» Task data:
::::::::::

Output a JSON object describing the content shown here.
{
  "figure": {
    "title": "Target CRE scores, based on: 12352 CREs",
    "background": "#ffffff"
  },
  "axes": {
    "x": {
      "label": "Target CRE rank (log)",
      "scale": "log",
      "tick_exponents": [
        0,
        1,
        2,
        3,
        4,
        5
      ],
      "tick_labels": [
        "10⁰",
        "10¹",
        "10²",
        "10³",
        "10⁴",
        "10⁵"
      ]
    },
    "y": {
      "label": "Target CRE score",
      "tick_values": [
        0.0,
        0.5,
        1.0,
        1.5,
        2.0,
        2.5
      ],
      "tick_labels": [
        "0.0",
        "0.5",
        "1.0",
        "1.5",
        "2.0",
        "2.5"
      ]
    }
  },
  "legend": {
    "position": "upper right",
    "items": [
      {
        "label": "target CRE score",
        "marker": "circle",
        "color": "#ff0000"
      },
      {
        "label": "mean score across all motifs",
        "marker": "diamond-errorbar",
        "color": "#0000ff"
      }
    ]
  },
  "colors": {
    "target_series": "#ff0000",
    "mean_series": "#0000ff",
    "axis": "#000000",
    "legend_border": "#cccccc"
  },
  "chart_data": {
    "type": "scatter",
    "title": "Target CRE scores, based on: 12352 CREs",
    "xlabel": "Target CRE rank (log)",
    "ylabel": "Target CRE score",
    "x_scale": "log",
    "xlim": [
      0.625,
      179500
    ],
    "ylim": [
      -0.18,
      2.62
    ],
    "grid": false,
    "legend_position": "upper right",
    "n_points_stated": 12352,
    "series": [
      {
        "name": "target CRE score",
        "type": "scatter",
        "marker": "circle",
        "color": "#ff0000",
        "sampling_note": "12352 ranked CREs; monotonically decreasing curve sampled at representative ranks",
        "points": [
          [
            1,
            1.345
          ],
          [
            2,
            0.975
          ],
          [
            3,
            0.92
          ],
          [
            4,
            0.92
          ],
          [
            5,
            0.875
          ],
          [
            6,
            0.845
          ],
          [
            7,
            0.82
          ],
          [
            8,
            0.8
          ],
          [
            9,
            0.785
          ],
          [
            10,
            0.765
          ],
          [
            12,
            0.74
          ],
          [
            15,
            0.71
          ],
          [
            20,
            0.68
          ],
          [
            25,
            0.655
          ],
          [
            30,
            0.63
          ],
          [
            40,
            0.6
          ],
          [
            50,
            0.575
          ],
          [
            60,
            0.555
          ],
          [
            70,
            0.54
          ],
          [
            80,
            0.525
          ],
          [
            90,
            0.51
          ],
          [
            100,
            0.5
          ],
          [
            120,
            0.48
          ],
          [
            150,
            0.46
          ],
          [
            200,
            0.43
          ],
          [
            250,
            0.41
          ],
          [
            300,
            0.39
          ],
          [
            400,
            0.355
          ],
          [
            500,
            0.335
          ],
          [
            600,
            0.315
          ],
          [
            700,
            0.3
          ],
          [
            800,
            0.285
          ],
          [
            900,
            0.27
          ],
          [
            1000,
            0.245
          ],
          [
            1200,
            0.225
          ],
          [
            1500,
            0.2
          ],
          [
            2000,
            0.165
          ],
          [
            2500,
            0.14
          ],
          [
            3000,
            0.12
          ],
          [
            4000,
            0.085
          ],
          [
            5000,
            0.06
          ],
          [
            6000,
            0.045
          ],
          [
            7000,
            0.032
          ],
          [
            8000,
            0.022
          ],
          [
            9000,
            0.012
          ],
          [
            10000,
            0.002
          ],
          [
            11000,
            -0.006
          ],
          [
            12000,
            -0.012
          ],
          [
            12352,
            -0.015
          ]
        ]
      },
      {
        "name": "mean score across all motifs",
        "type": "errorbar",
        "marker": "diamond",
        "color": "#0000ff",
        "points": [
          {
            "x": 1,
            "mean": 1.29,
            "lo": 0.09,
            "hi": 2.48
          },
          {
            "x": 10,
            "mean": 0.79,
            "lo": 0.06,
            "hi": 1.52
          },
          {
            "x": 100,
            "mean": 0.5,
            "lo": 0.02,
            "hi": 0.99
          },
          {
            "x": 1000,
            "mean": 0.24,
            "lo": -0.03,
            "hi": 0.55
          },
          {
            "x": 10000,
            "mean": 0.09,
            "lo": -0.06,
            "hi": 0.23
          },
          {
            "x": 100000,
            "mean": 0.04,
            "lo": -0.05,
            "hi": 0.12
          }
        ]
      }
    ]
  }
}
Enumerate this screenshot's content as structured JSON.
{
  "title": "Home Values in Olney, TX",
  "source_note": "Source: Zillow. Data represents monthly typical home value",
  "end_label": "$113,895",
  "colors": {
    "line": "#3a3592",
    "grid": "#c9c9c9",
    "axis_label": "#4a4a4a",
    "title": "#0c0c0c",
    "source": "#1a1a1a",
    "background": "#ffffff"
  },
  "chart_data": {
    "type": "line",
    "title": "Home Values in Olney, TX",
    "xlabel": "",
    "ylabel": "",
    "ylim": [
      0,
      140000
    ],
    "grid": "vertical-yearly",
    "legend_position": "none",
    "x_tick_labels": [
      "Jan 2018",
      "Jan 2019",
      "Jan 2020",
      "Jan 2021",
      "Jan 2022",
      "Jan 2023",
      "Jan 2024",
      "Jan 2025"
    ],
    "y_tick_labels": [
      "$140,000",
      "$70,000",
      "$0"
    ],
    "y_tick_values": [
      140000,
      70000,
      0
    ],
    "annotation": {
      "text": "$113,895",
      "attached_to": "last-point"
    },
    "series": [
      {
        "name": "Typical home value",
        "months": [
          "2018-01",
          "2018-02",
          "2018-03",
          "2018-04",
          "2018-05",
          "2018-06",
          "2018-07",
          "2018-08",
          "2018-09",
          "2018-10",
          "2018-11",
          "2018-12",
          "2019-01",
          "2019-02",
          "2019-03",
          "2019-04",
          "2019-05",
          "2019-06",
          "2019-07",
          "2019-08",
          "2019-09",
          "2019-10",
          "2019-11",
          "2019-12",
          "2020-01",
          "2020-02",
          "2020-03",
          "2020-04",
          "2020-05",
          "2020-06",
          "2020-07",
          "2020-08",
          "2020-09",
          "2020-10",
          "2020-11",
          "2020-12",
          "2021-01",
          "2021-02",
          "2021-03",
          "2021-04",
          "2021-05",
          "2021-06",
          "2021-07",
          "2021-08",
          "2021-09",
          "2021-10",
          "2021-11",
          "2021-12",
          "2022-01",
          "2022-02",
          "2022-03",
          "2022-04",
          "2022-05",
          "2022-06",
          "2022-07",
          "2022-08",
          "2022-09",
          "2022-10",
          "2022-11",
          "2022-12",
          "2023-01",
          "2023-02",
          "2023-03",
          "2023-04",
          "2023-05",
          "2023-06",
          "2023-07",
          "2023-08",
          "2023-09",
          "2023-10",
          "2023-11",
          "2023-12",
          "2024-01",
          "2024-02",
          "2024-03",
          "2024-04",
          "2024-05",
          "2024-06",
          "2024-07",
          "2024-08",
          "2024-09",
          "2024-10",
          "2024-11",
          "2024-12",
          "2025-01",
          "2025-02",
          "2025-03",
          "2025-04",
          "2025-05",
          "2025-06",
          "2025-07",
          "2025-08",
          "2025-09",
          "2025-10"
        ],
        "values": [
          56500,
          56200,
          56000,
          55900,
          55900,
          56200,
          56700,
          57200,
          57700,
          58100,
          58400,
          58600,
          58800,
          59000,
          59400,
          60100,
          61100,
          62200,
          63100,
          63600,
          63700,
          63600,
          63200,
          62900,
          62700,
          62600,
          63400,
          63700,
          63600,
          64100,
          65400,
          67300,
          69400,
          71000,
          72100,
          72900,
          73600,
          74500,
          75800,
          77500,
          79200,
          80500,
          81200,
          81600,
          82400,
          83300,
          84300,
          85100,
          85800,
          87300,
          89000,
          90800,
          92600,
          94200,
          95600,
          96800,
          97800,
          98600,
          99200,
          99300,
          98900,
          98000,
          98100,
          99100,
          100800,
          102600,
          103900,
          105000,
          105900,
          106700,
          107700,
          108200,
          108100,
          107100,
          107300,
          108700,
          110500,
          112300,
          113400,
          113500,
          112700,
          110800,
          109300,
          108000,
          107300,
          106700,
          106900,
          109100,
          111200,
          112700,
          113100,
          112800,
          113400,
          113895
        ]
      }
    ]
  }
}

::::::::::

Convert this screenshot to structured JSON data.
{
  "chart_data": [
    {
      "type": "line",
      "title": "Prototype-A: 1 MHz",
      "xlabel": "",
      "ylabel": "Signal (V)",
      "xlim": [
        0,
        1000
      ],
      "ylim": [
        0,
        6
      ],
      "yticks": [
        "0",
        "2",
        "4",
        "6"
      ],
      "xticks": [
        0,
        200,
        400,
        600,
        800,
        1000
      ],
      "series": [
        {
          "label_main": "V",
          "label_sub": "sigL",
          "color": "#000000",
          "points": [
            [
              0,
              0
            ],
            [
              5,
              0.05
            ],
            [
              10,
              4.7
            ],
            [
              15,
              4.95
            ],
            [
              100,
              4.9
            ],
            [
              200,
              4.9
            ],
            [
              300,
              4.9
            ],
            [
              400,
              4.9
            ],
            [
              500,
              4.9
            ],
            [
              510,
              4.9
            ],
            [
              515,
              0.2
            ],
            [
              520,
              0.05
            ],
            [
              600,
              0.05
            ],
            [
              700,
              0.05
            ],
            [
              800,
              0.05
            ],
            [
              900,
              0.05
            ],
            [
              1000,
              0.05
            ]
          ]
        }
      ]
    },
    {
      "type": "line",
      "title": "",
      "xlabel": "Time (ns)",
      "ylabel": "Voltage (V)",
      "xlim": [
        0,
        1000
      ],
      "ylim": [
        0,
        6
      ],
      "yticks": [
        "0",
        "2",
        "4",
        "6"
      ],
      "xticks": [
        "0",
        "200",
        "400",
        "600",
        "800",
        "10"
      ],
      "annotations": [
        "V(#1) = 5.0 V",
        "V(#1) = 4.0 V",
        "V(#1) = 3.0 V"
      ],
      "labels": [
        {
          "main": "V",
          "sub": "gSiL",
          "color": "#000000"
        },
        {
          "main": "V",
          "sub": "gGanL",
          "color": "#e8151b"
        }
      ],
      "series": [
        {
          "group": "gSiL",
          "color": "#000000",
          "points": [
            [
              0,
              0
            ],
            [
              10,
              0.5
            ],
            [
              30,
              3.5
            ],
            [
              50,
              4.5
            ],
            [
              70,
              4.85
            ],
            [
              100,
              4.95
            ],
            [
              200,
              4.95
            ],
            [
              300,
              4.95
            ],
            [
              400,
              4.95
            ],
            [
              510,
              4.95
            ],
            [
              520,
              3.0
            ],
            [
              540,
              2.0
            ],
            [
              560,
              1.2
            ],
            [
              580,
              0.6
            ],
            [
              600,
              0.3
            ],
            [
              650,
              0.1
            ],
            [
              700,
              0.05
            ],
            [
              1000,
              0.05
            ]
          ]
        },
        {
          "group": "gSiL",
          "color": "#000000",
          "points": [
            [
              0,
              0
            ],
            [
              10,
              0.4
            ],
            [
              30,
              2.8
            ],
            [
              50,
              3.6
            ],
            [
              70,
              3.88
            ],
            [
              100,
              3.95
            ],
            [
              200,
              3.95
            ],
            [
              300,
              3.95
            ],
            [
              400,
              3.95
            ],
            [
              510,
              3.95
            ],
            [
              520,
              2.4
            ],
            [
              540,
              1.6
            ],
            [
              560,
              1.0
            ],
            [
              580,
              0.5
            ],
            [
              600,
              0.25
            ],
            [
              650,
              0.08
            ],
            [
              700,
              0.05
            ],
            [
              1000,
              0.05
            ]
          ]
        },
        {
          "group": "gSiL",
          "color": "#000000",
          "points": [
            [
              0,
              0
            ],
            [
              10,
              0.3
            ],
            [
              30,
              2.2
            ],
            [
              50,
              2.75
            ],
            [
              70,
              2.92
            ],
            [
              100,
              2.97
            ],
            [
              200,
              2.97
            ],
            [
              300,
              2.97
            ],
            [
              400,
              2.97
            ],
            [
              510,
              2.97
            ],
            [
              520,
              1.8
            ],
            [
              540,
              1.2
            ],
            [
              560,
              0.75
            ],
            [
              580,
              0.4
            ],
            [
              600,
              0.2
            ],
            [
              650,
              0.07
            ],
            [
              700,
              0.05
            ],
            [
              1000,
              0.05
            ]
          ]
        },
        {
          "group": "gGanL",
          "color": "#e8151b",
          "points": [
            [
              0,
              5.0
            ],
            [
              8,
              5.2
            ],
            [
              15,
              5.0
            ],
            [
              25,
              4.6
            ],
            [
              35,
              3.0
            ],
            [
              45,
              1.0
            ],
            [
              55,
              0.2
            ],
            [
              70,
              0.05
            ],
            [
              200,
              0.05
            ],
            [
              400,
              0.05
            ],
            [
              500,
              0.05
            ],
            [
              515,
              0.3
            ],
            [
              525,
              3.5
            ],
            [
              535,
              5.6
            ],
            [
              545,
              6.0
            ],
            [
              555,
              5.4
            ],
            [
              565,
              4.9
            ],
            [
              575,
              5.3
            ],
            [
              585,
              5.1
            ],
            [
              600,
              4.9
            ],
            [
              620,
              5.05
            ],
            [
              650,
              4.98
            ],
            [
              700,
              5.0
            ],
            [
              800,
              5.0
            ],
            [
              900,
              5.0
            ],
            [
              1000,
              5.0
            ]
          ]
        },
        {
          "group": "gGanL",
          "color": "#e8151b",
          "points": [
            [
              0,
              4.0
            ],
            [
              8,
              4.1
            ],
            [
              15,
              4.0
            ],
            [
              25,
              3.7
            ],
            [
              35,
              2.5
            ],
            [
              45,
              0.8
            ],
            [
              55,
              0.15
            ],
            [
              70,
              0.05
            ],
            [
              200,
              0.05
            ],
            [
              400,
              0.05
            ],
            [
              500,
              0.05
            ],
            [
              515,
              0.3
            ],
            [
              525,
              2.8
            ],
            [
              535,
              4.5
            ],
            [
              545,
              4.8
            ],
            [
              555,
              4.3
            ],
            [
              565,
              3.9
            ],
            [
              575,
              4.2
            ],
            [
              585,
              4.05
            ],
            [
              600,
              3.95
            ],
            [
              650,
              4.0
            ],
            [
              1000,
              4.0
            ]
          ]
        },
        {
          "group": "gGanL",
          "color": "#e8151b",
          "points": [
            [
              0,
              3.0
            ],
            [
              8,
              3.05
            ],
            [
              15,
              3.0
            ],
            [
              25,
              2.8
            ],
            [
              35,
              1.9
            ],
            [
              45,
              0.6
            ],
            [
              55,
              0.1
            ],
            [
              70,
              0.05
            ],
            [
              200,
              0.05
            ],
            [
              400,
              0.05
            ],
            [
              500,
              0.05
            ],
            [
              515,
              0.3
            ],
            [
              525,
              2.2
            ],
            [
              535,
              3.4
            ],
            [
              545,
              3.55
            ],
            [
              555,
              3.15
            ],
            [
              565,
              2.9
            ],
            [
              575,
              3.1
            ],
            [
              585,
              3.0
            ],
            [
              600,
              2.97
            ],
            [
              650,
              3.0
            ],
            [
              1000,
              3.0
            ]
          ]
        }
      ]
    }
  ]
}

::::::::::

Pull out every line of the entries that includes the word "xlabel".

» Response to this exercise:
    "xlabel": "Target CRE rank (log)",
    "xlabel": "",
      "xlabel": "",
      "xlabel": "Time (ns)",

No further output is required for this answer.